### Extracted data
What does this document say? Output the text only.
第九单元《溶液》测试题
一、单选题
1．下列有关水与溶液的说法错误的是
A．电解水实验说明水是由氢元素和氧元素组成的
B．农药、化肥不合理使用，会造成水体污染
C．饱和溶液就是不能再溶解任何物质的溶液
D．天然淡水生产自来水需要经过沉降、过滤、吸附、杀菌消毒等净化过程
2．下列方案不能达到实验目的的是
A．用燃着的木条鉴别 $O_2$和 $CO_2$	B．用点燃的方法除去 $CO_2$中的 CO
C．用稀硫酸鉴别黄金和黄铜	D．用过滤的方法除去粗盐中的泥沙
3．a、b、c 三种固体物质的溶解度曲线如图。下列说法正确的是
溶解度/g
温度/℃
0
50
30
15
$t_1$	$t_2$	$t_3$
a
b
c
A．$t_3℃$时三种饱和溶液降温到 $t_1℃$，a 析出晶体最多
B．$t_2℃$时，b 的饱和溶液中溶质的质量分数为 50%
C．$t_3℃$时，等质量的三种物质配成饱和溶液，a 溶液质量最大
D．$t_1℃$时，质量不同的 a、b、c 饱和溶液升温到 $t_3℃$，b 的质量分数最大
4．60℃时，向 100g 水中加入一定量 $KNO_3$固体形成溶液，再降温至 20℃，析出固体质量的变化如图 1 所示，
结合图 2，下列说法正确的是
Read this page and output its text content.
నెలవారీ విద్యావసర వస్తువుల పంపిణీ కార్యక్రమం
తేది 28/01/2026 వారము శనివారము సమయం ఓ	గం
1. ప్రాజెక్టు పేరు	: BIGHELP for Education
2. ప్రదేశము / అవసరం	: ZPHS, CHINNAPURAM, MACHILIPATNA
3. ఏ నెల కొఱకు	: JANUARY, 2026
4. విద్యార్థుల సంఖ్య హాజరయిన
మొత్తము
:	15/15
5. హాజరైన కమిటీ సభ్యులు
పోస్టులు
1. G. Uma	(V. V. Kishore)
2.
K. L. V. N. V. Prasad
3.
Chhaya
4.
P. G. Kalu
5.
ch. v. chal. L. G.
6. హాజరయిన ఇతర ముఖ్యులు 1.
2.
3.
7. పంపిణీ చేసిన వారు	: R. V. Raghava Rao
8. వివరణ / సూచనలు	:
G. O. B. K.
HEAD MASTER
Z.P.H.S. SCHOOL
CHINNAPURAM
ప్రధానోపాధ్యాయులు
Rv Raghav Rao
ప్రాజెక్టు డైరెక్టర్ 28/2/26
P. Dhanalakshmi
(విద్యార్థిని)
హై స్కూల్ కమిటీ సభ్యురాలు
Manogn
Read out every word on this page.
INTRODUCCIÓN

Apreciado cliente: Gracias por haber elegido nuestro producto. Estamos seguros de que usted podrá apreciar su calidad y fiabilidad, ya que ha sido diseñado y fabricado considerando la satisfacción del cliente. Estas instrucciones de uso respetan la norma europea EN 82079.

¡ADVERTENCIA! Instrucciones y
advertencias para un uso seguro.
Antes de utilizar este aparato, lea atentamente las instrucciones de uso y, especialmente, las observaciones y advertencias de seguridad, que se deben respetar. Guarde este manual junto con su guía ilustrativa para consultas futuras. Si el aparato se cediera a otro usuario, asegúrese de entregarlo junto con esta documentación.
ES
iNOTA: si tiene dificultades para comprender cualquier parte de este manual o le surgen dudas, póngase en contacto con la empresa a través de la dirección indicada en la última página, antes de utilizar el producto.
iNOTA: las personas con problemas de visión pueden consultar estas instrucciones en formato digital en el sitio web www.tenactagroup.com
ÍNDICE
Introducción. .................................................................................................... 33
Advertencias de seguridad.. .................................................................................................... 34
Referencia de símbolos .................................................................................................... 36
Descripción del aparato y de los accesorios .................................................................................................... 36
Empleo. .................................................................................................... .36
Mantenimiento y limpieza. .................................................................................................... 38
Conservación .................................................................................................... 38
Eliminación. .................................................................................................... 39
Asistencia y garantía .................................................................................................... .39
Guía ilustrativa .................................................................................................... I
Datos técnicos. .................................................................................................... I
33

### Goal of the exercise
Copy out the whole listing exactly.

### Problem solution
What does this document say? Output the text only.
第九单元《溶液》测试题
一、单选题
1．下列有关水与溶液的说法错误的是
A．电解水实验说明水是由氢元素和氧元素组成的
B．农药、化肥不合理使用，会造成水体污染
C．饱和溶液就是不能再溶解任何物质的溶液
D．天然淡水生产自来水需要经过沉降、过滤、吸附、杀菌消毒等净化过程
2．下列方案不能达到实验目的的是
A．用燃着的木条鉴别 $O_2$和 $CO_2$	B．用点燃的方法除去 $CO_2$中的 CO
C．用稀硫酸鉴别黄金和黄铜	D．用过滤的方法除去粗盐中的泥沙
3．a、b、c 三种固体物质的溶解度曲线如图。下列说法正确的是
溶解度/g
温度/℃
0
50
30
15
$t_1$	$t_2$	$t_3$
a
b
c
A．$t_3℃$时三种饱和溶液降温到 $t_1℃$，a 析出晶体最多
B．$t_2℃$时，b 的饱和溶液中溶质的质量分数为 50%
C．$t_3℃$时，等质量的三种物质配成饱和溶液，a 溶液质量最大
D．$t_1℃$时，质量不同的 a、b、c 饱和溶液升温到 $t_3℃$，b 的质量分数最大
4．60℃时，向 100g 水中加入一定量 $KNO_3$固体形成溶液，再降温至 20℃，析出固体质量的变化如图 1 所示，
结合图 2，下列说法正确的是
Read this page and output its text content.
నెలవారీ విద్యావసర వస్తువుల పంపిణీ కార్యక్రమం
తేది 28/01/2026 వారము శనివారము సమయం ఓ	గం
1. ప్రాజెక్టు పేరు	: BIGHELP for Education
2. ప్రదేశము / అవసరం	: ZPHS, CHINNAPURAM, MACHILIPATNA
3. ఏ నెల కొఱకు	: JANUARY, 2026
4. విద్యార్థుల సంఖ్య హాజరయిన
మొత్తము
:	15/15
5. హాజరైన కమిటీ సభ్యులు
పోస్టులు
1. G. Uma	(V. V. Kishore)
2.
K. L. V. N. V. Prasad
3.
Chhaya
4.
P. G. Kalu
5.
ch. v. chal. L. G.
6. హాజరయిన ఇతర ముఖ్యులు 1.
2.
3.
7. పంపిణీ చేసిన వారు	: R. V. Raghava Rao
8. వివరణ / సూచనలు	:
G. O. B. K.
HEAD MASTER
Z.P.H.S. SCHOOL
CHINNAPURAM
ప్రధానోపాధ్యాయులు
Rv Raghav Rao
ప్రాజెక్టు డైరెక్టర్ 28/2/26
P. Dhanalakshmi
(విద్యార్థిని)
హై స్కూల్ కమిటీ సభ్యురాలు
Manogn
Read out every word on this page.
INTRODUCCIÓN

Apreciado cliente: Gracias por haber elegido nuestro producto. Estamos seguros de que usted podrá apreciar su calidad y fiabilidad, ya que ha sido diseñado y fabricado considerando la satisfacción del cliente. Estas instrucciones de uso respetan la norma europea EN 82079.

¡ADVERTENCIA! Instrucciones y
advertencias para un uso seguro.
Antes de utilizar este aparato, lea atentamente las instrucciones de uso y, especialmente, las observaciones y advertencias de seguridad, que se deben respetar. Guarde este manual junto con su guía ilustrativa para consultas futuras. Si el aparato se cediera a otro usuario, asegúrese de entregarlo junto con esta documentación.
ES
iNOTA: si tiene dificultades para comprender cualquier parte de este manual o le surgen dudas, póngase en contacto con la empresa a través de la dirección indicada en la última página, antes de utilizar el producto.
iNOTA: las personas con problemas de visión pueden consultar estas instrucciones en formato digital en el sitio web www.tenactagroup.com
ÍNDICE
Introducción. .................................................................................................... 33
Advertencias de seguridad.. .................................................................................................... 34
Referencia de símbolos .................................................................................................... 36
Descripción del aparato y de los accesorios .................................................................................................... 36
Empleo. .................................................................................................... .36
Mantenimiento y limpieza. .................................................................................................... 38
Conservación .................................................................................................... 38
Eliminación. .................................................................................................... 39
Asistencia y garantía .................................................................................................... .39
Guía ilustrativa .................................................................................................... I
Datos técnicos. .................................................................................................... I
33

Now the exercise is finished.